** BEGIN **

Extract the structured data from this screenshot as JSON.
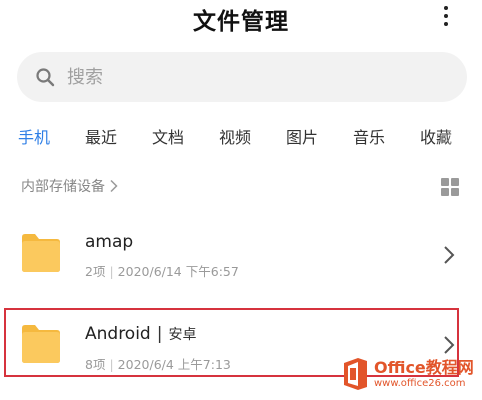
{
  "header": {
    "title": "文件管理",
    "more_icon": "more-vertical-icon"
  },
  "search": {
    "placeholder": "搜索",
    "value": "",
    "icon": "search-icon"
  },
  "tabs": [
    {
      "label": "手机",
      "active": true
    },
    {
      "label": "最近",
      "active": false
    },
    {
      "label": "文档",
      "active": false
    },
    {
      "label": "视频",
      "active": false
    },
    {
      "label": "图片",
      "active": false
    },
    {
      "label": "音乐",
      "active": false
    },
    {
      "label": "收藏",
      "active": false
    }
  ],
  "breadcrumb": {
    "label": "内部存储设备"
  },
  "folders": [
    {
      "name": "amap",
      "alias": "",
      "count": "2项",
      "date": "2020/6/14 下午6:57"
    },
    {
      "name": "Android",
      "alias": "安卓",
      "count": "8项",
      "date": "2020/6/4 上午7:13"
    }
  ],
  "watermark": {
    "brand": "Office教程网",
    "url": "www.office26.com"
  },
  "colors": {
    "accent": "#2f7fe6",
    "folder": "#fbc95e",
    "folder_tab": "#f5b93f",
    "highlight": "#d6333d",
    "watermark": "#e2552a"
  }
}
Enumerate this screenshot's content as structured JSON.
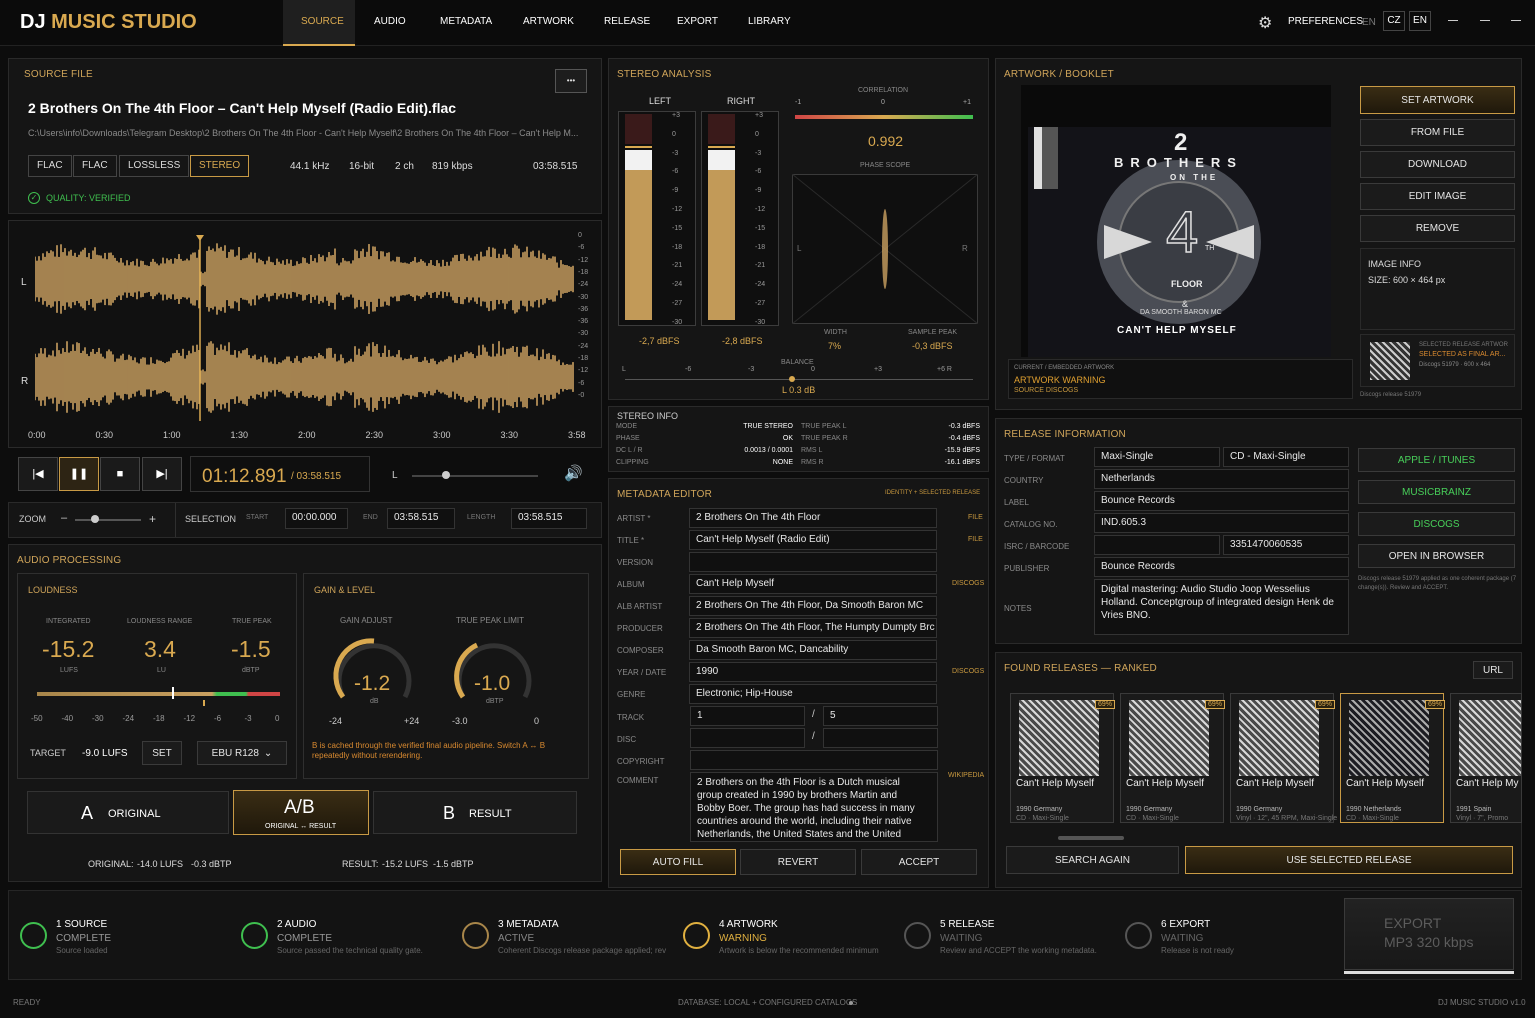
{
  "app": {
    "brand_dj": "DJ",
    "brand_rest": "MUSIC STUDIO",
    "tabs": [
      "SOURCE",
      "AUDIO",
      "METADATA",
      "ARTWORK",
      "RELEASE",
      "EXPORT",
      "LIBRARY"
    ],
    "preferences": "PREFERENCES",
    "lang_en": "EN",
    "lang_cz": "CZ",
    "lang_en2": "EN"
  },
  "source": {
    "title": "SOURCE FILE",
    "filename": "2 Brothers On The 4th Floor – Can't Help Myself (Radio Edit).flac",
    "path": "C:\\Users\\info\\Downloads\\Telegram Desktop\\2 Brothers On The 4th Floor - Can't Help Myself\\2 Brothers On The 4th Floor – Can't Help M...",
    "tags": [
      "FLAC",
      "FLAC",
      "LOSSLESS",
      "STEREO"
    ],
    "rate": "44.1 kHz",
    "bits": "16-bit",
    "ch": "2 ch",
    "kbps": "819 kbps",
    "duration": "03:58.515",
    "quality": "QUALITY: VERIFIED",
    "more": "•••"
  },
  "waveform": {
    "ch_l": "L",
    "ch_r": "R",
    "time_ticks": [
      "0:00",
      "0:30",
      "1:00",
      "1:30",
      "2:00",
      "2:30",
      "3:00",
      "3:30",
      "3:58"
    ],
    "db_ticks": [
      "0",
      "-6",
      "-12",
      "-18",
      "-24",
      "-30",
      "-36",
      "-36",
      "-30",
      "-24",
      "-18",
      "-12",
      "-6",
      "-0"
    ]
  },
  "transport": {
    "time": "01:12.891",
    "total": "/ 03:58.515",
    "l": "L"
  },
  "zoom": {
    "label": "ZOOM",
    "minus": "–",
    "plus": "+",
    "selection": "SELECTION",
    "start_l": "START",
    "start": "00:00.000",
    "end_l": "END",
    "end": "03:58.515",
    "length_l": "LENGTH",
    "length": "03:58.515"
  },
  "processing": {
    "title": "AUDIO PROCESSING",
    "loudness": "LOUDNESS",
    "integrated_l": "INTEGRATED",
    "integrated": "-15.2",
    "lufs": "LUFS",
    "range_l": "LOUDNESS RANGE",
    "range": "3.4",
    "lu": "LU",
    "peak_l": "TRUE PEAK",
    "peak": "-1.5",
    "dbtp": "dBTP",
    "scale": [
      "-50",
      "-40",
      "-30",
      "-24",
      "-18",
      "-12",
      "-6",
      "-3",
      "0"
    ],
    "target_l": "TARGET",
    "target": "-9.0 LUFS",
    "set": "SET",
    "ebu": "EBU R128",
    "gain_title": "GAIN & LEVEL",
    "gain_l": "GAIN ADJUST",
    "gain": "-1.2",
    "gain_u": "dB",
    "gain_min": "-24",
    "gain_max": "+24",
    "tpl_l": "TRUE PEAK LIMIT",
    "tpl": "-1.0",
    "tpl_u": "dBTP",
    "tpl_min": "-3.0",
    "tpl_max": "0",
    "note": "B is cached through the verified final audio pipeline. Switch A ↔ B repeatedly without rerendering.",
    "a": "A",
    "original": "ORIGINAL",
    "ab": "A/B",
    "ab_sub": "ORIGINAL ↔ RESULT",
    "b": "B",
    "result": "RESULT",
    "orig_stats_l": "ORIGINAL:",
    "orig_lufs": "-14.0 LUFS",
    "orig_dbtp": "-0.3 dBTP",
    "res_stats_l": "RESULT:",
    "res_lufs": "-15.2 LUFS",
    "res_dbtp": "-1.5 dBTP"
  },
  "stereo": {
    "title": "STEREO ANALYSIS",
    "left": "LEFT",
    "right": "RIGHT",
    "left_db": "-2,7 dBFS",
    "right_db": "-2,8 dBFS",
    "meter_ticks": [
      "+3",
      "0",
      "-3",
      "-6",
      "-9",
      "-12",
      "-15",
      "-18",
      "-21",
      "-24",
      "-27",
      "-30"
    ],
    "correlation_l": "CORRELATION",
    "corr_min": "-1",
    "corr_mid": "0",
    "corr_max": "+1",
    "correlation": "0.992",
    "phase_l": "PHASE SCOPE",
    "ps_l": "L",
    "ps_r": "R",
    "width_l": "WIDTH",
    "width": "7%",
    "sp_l": "SAMPLE PEAK",
    "sp": "-0,3 dBFS",
    "balance_l": "BALANCE",
    "balance": "L 0.3 dB",
    "bal_ticks": [
      "L",
      "-6",
      "-3",
      "0",
      "+3",
      "+6 R"
    ]
  },
  "stereo_info": {
    "title": "STEREO INFO",
    "rows": [
      [
        "MODE",
        "TRUE STEREO",
        "TRUE PEAK L",
        "-0.3 dBFS"
      ],
      [
        "PHASE",
        "OK",
        "TRUE PEAK R",
        "-0.4 dBFS"
      ],
      [
        "DC L / R",
        "0.0013 / 0.0001",
        "RMS L",
        "-15.9 dBFS"
      ],
      [
        "CLIPPING",
        "NONE",
        "RMS R",
        "-16.1 dBFS"
      ]
    ]
  },
  "metadata": {
    "title": "METADATA EDITOR",
    "hint": "IDENTITY + SELECTED RELEASE",
    "fields": [
      {
        "label": "ARTIST *",
        "value": "2 Brothers On The 4th Floor",
        "src": "FILE"
      },
      {
        "label": "TITLE *",
        "value": "Can't Help Myself (Radio Edit)",
        "src": "FILE"
      },
      {
        "label": "VERSION",
        "value": "",
        "src": ""
      },
      {
        "label": "ALBUM",
        "value": "Can't Help Myself",
        "src": "DISCOGS"
      },
      {
        "label": "ALB ARTIST",
        "value": "2 Brothers On The 4th Floor, Da Smooth Baron MC",
        "src": ""
      },
      {
        "label": "PRODUCER",
        "value": "2 Brothers On The 4th Floor, The Humpty Dumpty Brc",
        "src": ""
      },
      {
        "label": "COMPOSER",
        "value": "Da Smooth Baron MC, Dancability",
        "src": ""
      },
      {
        "label": "YEAR / DATE",
        "value": "1990",
        "src": "DISCOGS"
      },
      {
        "label": "GENRE",
        "value": "Electronic; Hip-House",
        "src": ""
      }
    ],
    "track_l": "TRACK",
    "track": "1",
    "track_of": "5",
    "disc_l": "DISC",
    "copyright_l": "COPYRIGHT",
    "comment_l": "COMMENT",
    "comment": "2 Brothers on the 4th Floor is a Dutch musical group created in 1990 by brothers Martin and Bobby Boer. The group has had success in many countries around the world, including their native Netherlands, the United States and the United",
    "comment_src": "WIKIPEDIA",
    "autofill": "AUTO FILL",
    "revert": "REVERT",
    "accept": "ACCEPT"
  },
  "artwork": {
    "title": "ARTWORK / BOOKLET",
    "cover_l1": "2",
    "cover_l2": "BROTHERS",
    "cover_l3": "ON THE",
    "cover_l4": "4",
    "cover_l5": "TH",
    "cover_l6": "FLOOR",
    "cover_l7": "&",
    "cover_l8": "DA SMOOTH BARON MC",
    "cover_l9": "CAN'T HELP MYSELF",
    "emb_l": "CURRENT / EMBEDDED ARTWORK",
    "warn": "ARTWORK WARNING",
    "emb_src": "SOURCE DISCOGS",
    "buttons": [
      "SET ARTWORK",
      "FROM FILE",
      "DOWNLOAD",
      "EDIT IMAGE",
      "REMOVE"
    ],
    "info_l": "IMAGE INFO",
    "size": "SIZE: 600 × 464 px",
    "sel_l": "SELECTED RELEASE ARTWOR",
    "sel_v": "SELECTED AS FINAL AR...",
    "sel_s": "Discogs 51979 · 600 x 464",
    "discogs": "Discogs release 51979"
  },
  "release": {
    "title": "RELEASE INFORMATION",
    "type_l": "TYPE / FORMAT",
    "type": "Maxi-Single",
    "format": "CD - Maxi-Single",
    "country_l": "COUNTRY",
    "country": "Netherlands",
    "label_l": "LABEL",
    "label": "Bounce Records",
    "cat_l": "CATALOG NO.",
    "cat": "IND.605.3",
    "isrc_l": "ISRC / BARCODE",
    "barcode": "3351470060535",
    "pub_l": "PUBLISHER",
    "pub": "Bounce Records",
    "notes_l": "NOTES",
    "notes": "Digital mastering: Audio Studio Joop Wesselius Holland. Conceptgroup of integrated design Henk de Vries BNO.",
    "links": [
      "APPLE / iTUNES",
      "MUSICBRAINZ",
      "DISCOGS"
    ],
    "open": "OPEN IN BROWSER",
    "note": "Discogs release 51979 applied as one coherent package (7 change(s)). Review and ACCEPT."
  },
  "found": {
    "title": "FOUND RELEASES — RANKED",
    "url": "URL",
    "cards": [
      {
        "pct": "69%",
        "title": "Can't Help Myself",
        "year": "1990  Germany",
        "fmt": "CD · Maxi-Single"
      },
      {
        "pct": "69%",
        "title": "Can't Help Myself",
        "year": "1990  Germany",
        "fmt": "CD · Maxi-Single"
      },
      {
        "pct": "69%",
        "title": "Can't Help Myself",
        "year": "1990  Germany",
        "fmt": "Vinyl · 12\", 45 RPM, Maxi-Single"
      },
      {
        "pct": "69%",
        "title": "Can't Help Myself",
        "year": "1990  Netherlands",
        "fmt": "CD · Maxi-Single"
      },
      {
        "pct": "",
        "title": "Can't Help My",
        "year": "1991  Spain",
        "fmt": "Vinyl · 7\", Promo"
      }
    ],
    "search": "SEARCH AGAIN",
    "use": "USE SELECTED RELEASE"
  },
  "steps": [
    {
      "t": "1 SOURCE",
      "s": "COMPLETE",
      "d": "Source loaded",
      "c": "#3fbf4f"
    },
    {
      "t": "2 AUDIO",
      "s": "COMPLETE",
      "d": "Source passed the technical quality gate.",
      "c": "#3fbf4f"
    },
    {
      "t": "3 METADATA",
      "s": "ACTIVE",
      "d": "Coherent Discogs release package applied; rev",
      "c": "#a8864a"
    },
    {
      "t": "4 ARTWORK",
      "s": "WARNING",
      "d": "Artwork is below the recommended minimum",
      "c": "#e0b040"
    },
    {
      "t": "5 RELEASE",
      "s": "WAITING",
      "d": "Review and ACCEPT the working metadata.",
      "c": "#555"
    },
    {
      "t": "6 EXPORT",
      "s": "WAITING",
      "d": "Release is not ready",
      "c": "#555"
    }
  ],
  "export": {
    "l1": "EXPORT",
    "l2": "MP3 320 kbps"
  },
  "status": {
    "ready": "READY",
    "db": "DATABASE: LOCAL + CONFIGURED CATALOGS",
    "ver": "DJ MUSIC STUDIO v1.0"
  },
  "colors": {
    "accent": "#d9a950",
    "green": "#3fbf4f",
    "bg": "#0d0d0d"
  }
}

** END **

▶ _Given task_: State the number of lines in these entries that include the string "ORIGINAL". Provide nothing beyond that number.

▶ _Reply_: 3